Challenge
Check each line of the data below for the word "tussen", then extract the ones that have it.
* BEGIN *
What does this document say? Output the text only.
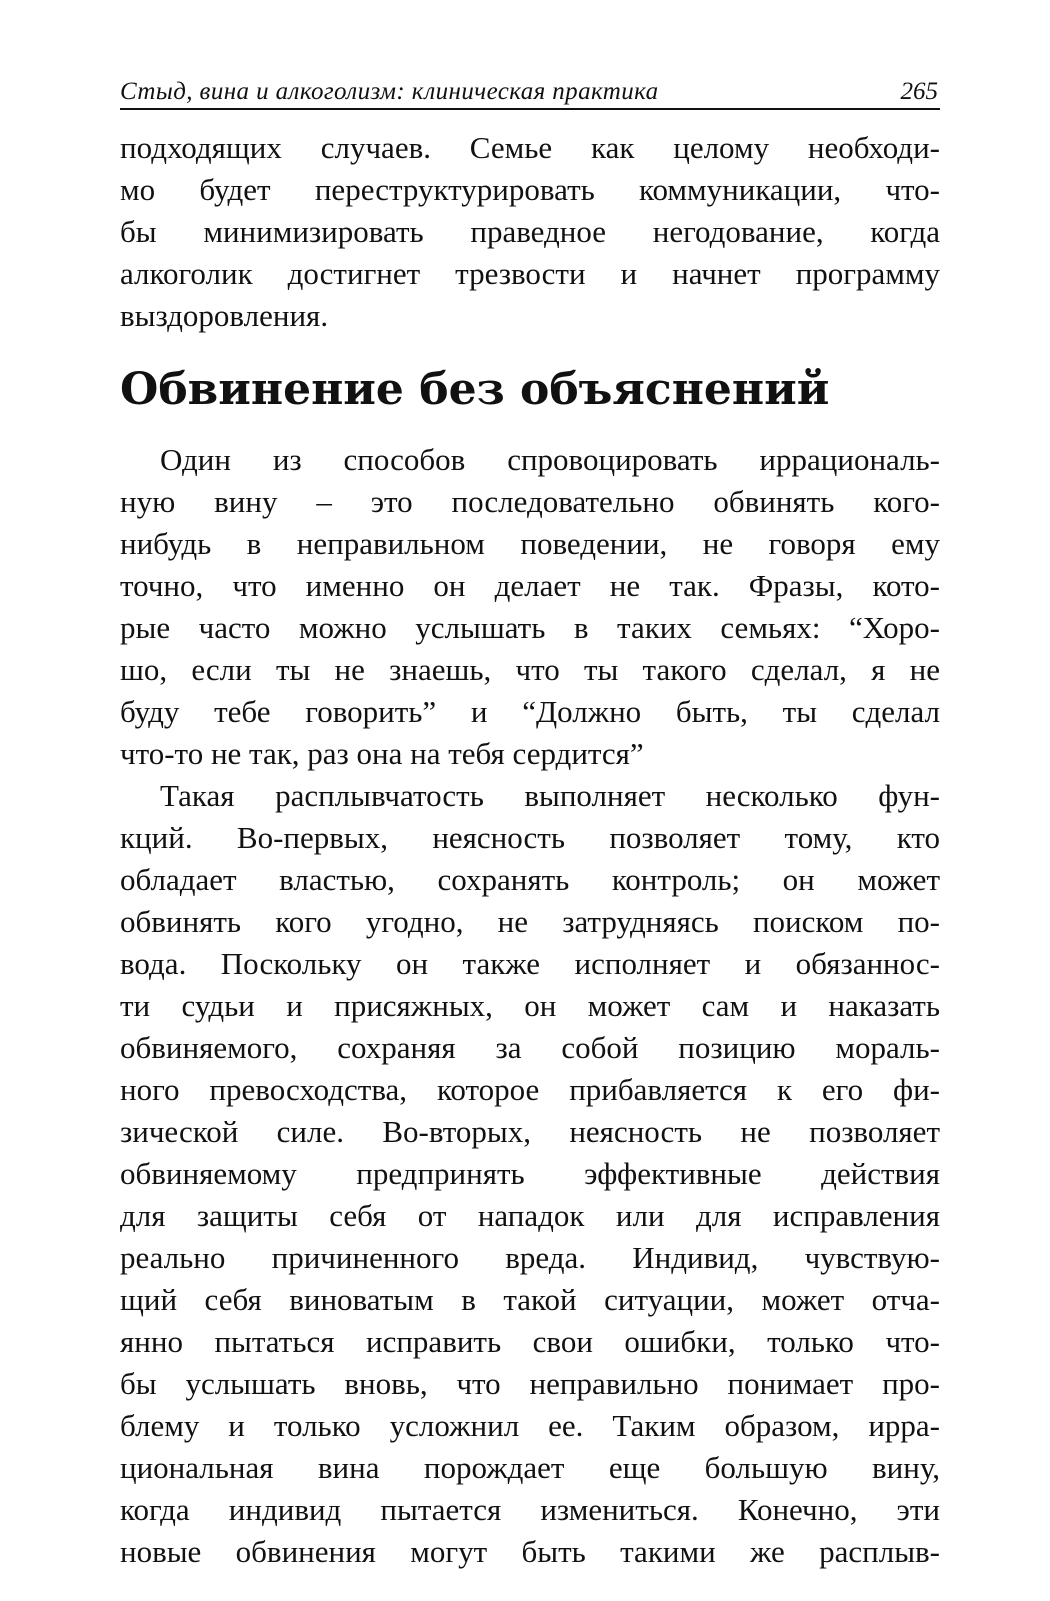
Стыд, вина и алкоголизм: клиническая практика	265
подходящих случаев. Семье как целому необходи-
мо будет переструктурировать коммуникации, что-
бы минимизировать праведное негодование, когда
алкоголик достигнет трезвости и начнет программу
выздоровления.
Обвинение без объяснений
Один из способов спровоцировать иррациональ-
ную вину – это последовательно обвинять кого-
нибудь в неправильном поведении, не говоря ему
точно, что именно он делает не так. Фразы, кото-
рые часто можно услышать в таких семьях: “Хоро-
шо, если ты не знаешь, что ты такого сделал, я не
буду тебе говорить” и “Должно быть, ты сделал
что-то не так, раз она на тебя сердится”
Такая расплывчатость выполняет несколько фун-
кций. Во-первых, неясность позволяет тому, кто
обладает властью, сохранять контроль; он может
обвинять кого угодно, не затрудняясь поиском по-
вода. Поскольку он также исполняет и обязаннос-
ти судьи и присяжных, он может сам и наказать
обвиняемого, сохраняя за собой позицию мораль-
ного превосходства, которое прибавляется к его фи-
зической силе. Во-вторых, неясность не позволяет
обвиняемому предпринять эффективные действия
для защиты себя от нападок или для исправления
реально причиненного вреда. Индивид, чувствую-
щий себя виноватым в такой ситуации, может отча-
янно пытаться исправить свои ошибки, только что-
бы услышать вновь, что неправильно понимает про-
блему и только усложнил ее. Таким образом, ирра-
циональная вина порождает еще большую вину,
когда индивид пытается измениться. Конечно, эти
новые обвинения могут быть такими же расплыв-
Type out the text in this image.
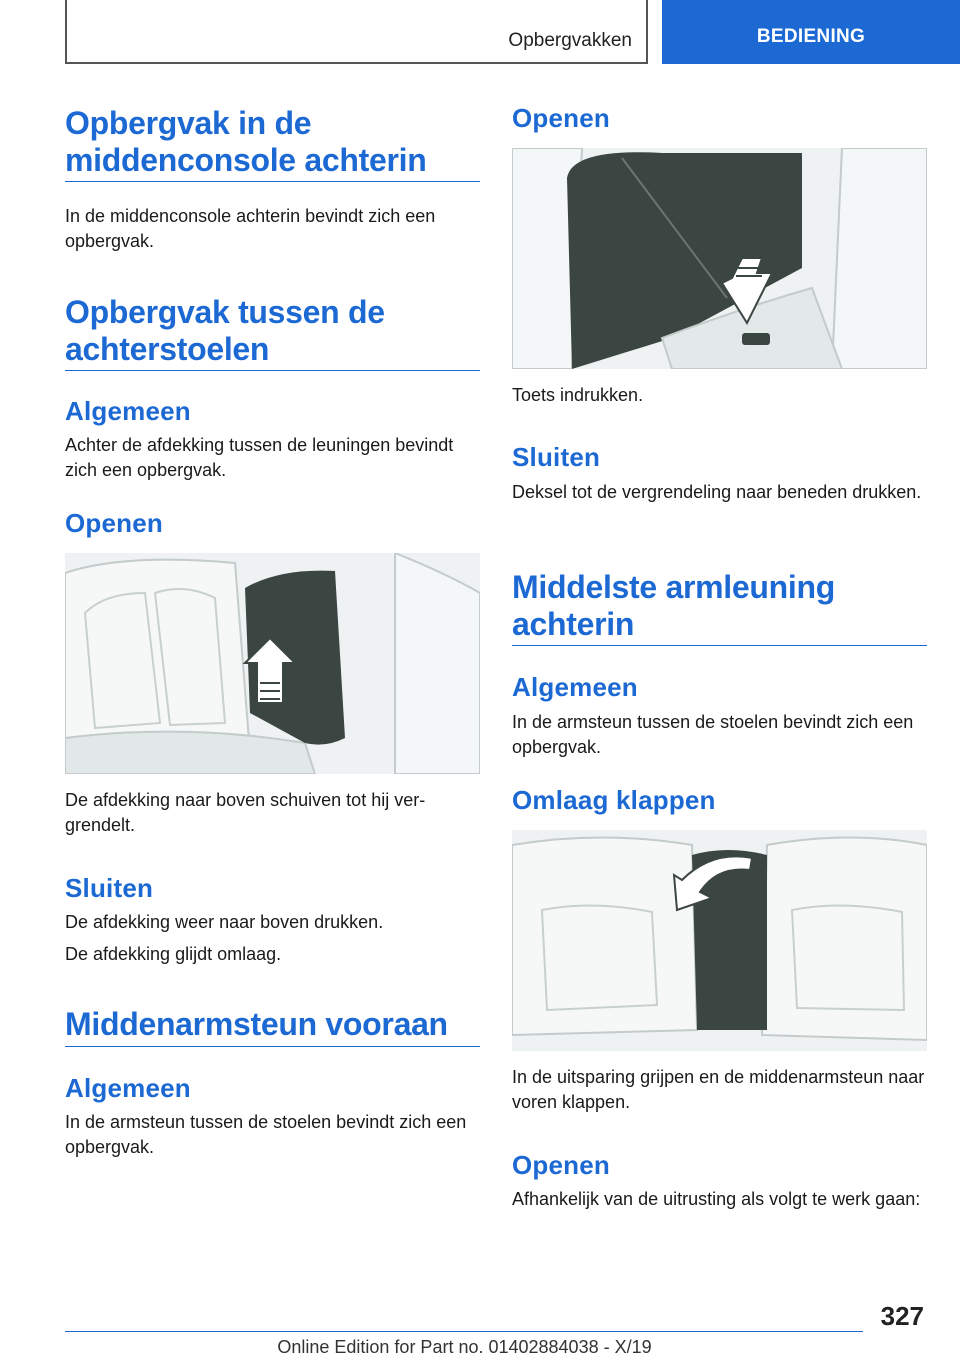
Opbergvakken	BEDIENING
Opbergvak in de middenconsole achterin

In de middenconsole achterin bevindt zich een opbergvak.

Opbergvak tussen de achterstoelen
Algemeen

Achter de afdekking tussen de leuningen bevindt zich een opbergvak.

Openen

De afdekking naar boven schuiven tot hij vergrendelt.

Sluiten

De afdekking weer naar boven drukken.

De afdekking glijdt omlaag.

Middenarmsteun vooraan
Algemeen

In de armsteun tussen de stoelen bevindt zich een opbergvak.

Openen

Toets indrukken.

Sluiten

Deksel tot de vergrendeling naar beneden drukken.

Middelste armleuning achterin
Algemeen

In de armsteun tussen de stoelen bevindt zich een opbergvak.

Omlaag klappen

In de uitsparing grijpen en de middenarmsteun naar voren klappen.

Openen

Afhankelijk van de uitrusting als volgt te werk gaan:

327
Online Edition for Part no. 01402884038 - X/19
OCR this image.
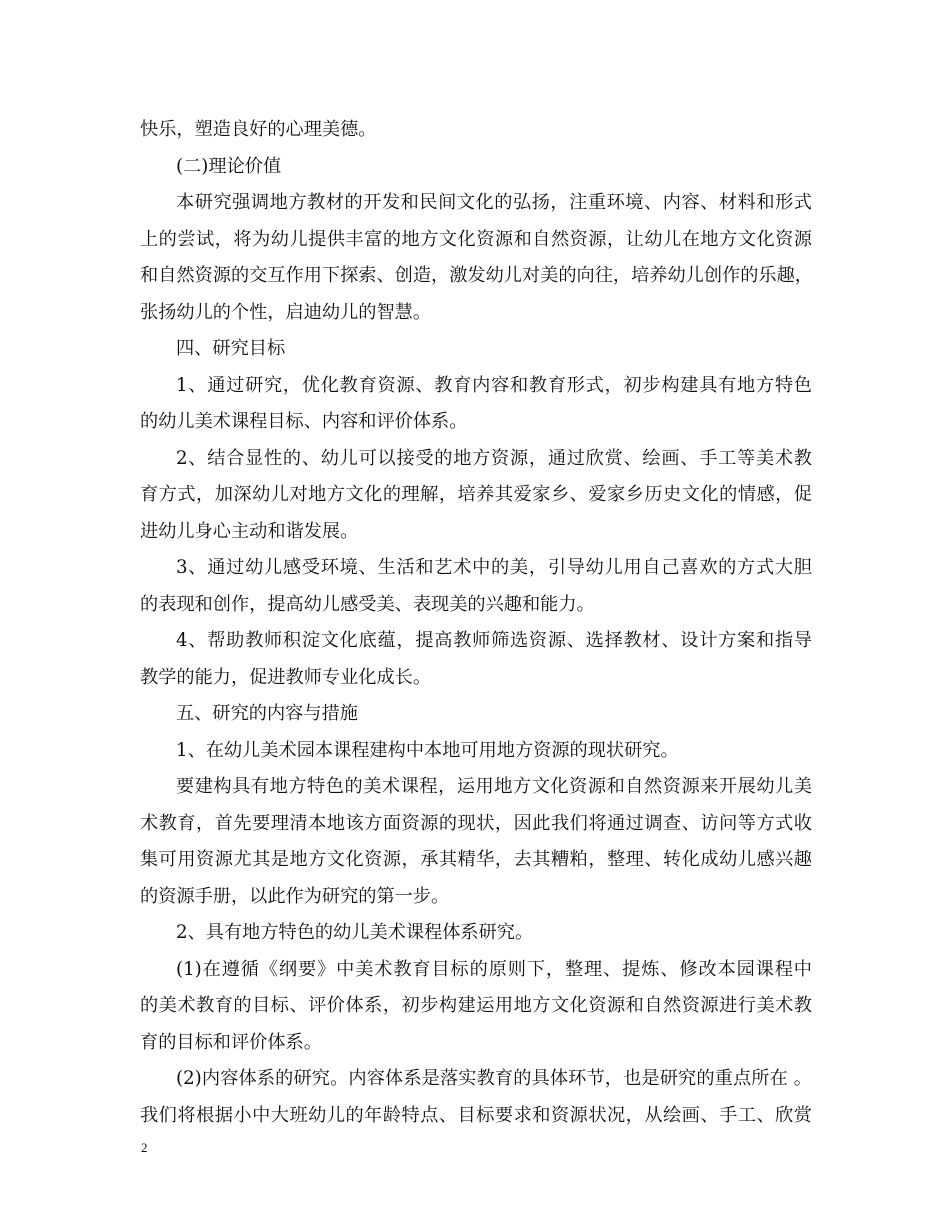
快乐，塑造良好的心理美德。

(二)理论价值

本研究强调地方教材的开发和民间文化的弘扬，注重环境、内容、材料和形式

上的尝试，将为幼儿提供丰富的地方文化资源和自然资源，让幼儿在地方文化资源

和自然资源的交互作用下探索、创造，激发幼儿对美的向往，培养幼儿创作的乐趣，

张扬幼儿的个性，启迪幼儿的智慧。

四、研究目标

1、通过研究，优化教育资源、教育内容和教育形式，初步构建具有地方特色

的幼儿美术课程目标、内容和评价体系。

2、结合显性的、幼儿可以接受的地方资源，通过欣赏、绘画、手工等美术教

育方式，加深幼儿对地方文化的理解，培养其爱家乡、爱家乡历史文化的情感，促

进幼儿身心主动和谐发展。

3、通过幼儿感受环境、生活和艺术中的美，引导幼儿用自己喜欢的方式大胆

的表现和创作，提高幼儿感受美、表现美的兴趣和能力。

4、帮助教师积淀文化底蕴，提高教师筛选资源、选择教材、设计方案和指导

教学的能力，促进教师专业化成长。

五、研究的内容与措施

1、在幼儿美术园本课程建构中本地可用地方资源的现状研究。

要建构具有地方特色的美术课程，运用地方文化资源和自然资源来开展幼儿美

术教育，首先要理清本地该方面资源的现状，因此我们将通过调查、访问等方式收

集可用资源尤其是地方文化资源，承其精华，去其糟粕，整理、转化成幼儿感兴趣

的资源手册，以此作为研究的第一步。

2、具有地方特色的幼儿美术课程体系研究。

(1)在遵循《纲要》中美术教育目标的原则下，整理、提炼、修改本园课程中

的美术教育的目标、评价体系，初步构建运用地方文化资源和自然资源进行美术教

育的目标和评价体系。

(2)内容体系的研究。内容体系是落实教育的具体环节，也是研究的重点所在 。

我们将根据小中大班幼儿的年龄特点、目标要求和资源状况，从绘画、手工、欣赏

2
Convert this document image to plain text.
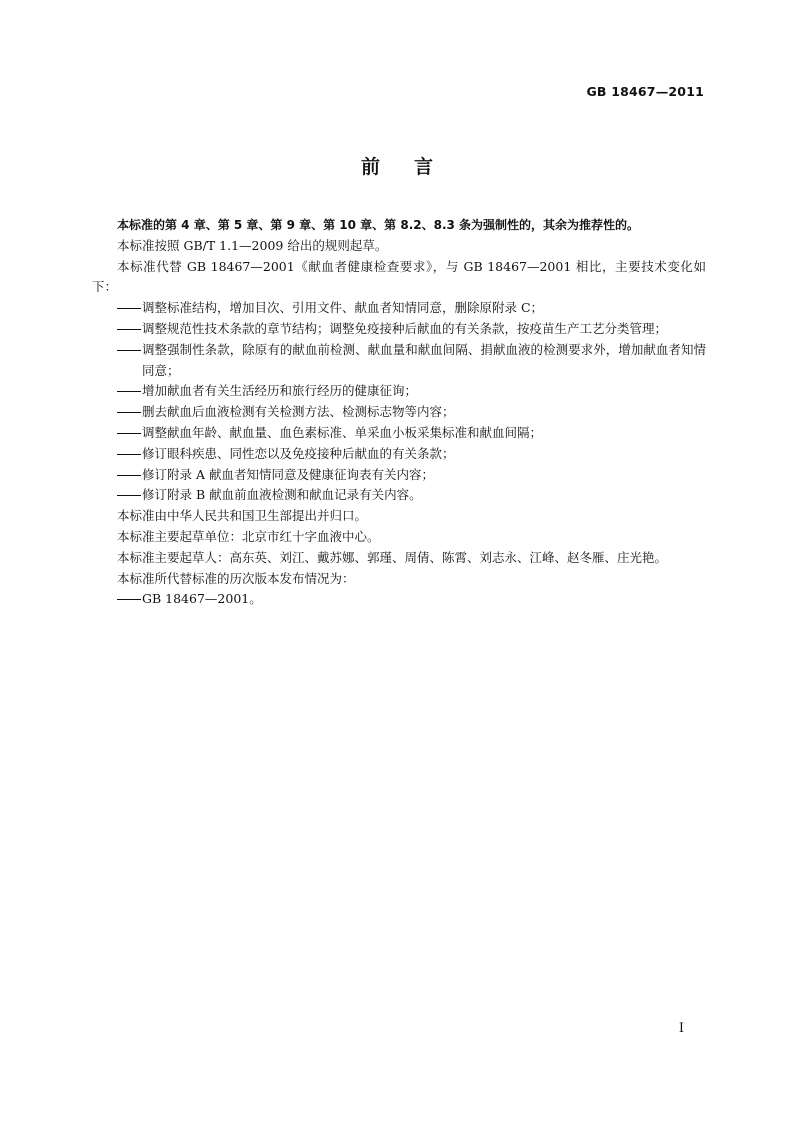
GB 18467—2011
前言

本标准的第 4 章、第 5 章、第 9 章、第 10 章、第 8.2、8.3 条为强制性的，其余为推荐性的。

本标准按照 GB/T 1.1—2009 给出的规则起草。

本标准代替 GB 18467—2001《献血者健康检查要求》，与 GB 18467—2001 相比，主要技术变化如下：

调整标准结构，增加目次、引用文件、献血者知情同意，删除原附录 C；

调整规范性技术条款的章节结构；调整免疫接种后献血的有关条款，按疫苗生产工艺分类管理；

调整强制性条款，除原有的献血前检测、献血量和献血间隔、捐献血液的检测要求外，增加献血者知情同意；

增加献血者有关生活经历和旅行经历的健康征询；

删去献血后血液检测有关检测方法、检测标志物等内容；

调整献血年龄、献血量、血色素标准、单采血小板采集标准和献血间隔；

修订眼科疾患、同性恋以及免疫接种后献血的有关条款；

修订附录 A 献血者知情同意及健康征询表有关内容；

修订附录 B 献血前血液检测和献血记录有关内容。

本标准由中华人民共和国卫生部提出并归口。

本标准主要起草单位：北京市红十字血液中心。

本标准主要起草人：高东英、刘江、戴苏娜、郭瑾、周倩、陈霄、刘志永、江峰、赵冬雁、庄光艳。

本标准所代替标准的历次版本发布情况为：

GB 18467—2001。

I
* END *
Exercise response
Opbergvak tussen de achterstoelen
Achter de afdekking tussen de leuningen bevindt zich een opbergvak.
In de armsteun tussen de stoelen bevindt zich een opbergvak.
In de armsteun tussen de stoelen bevindt zich een opbergvak.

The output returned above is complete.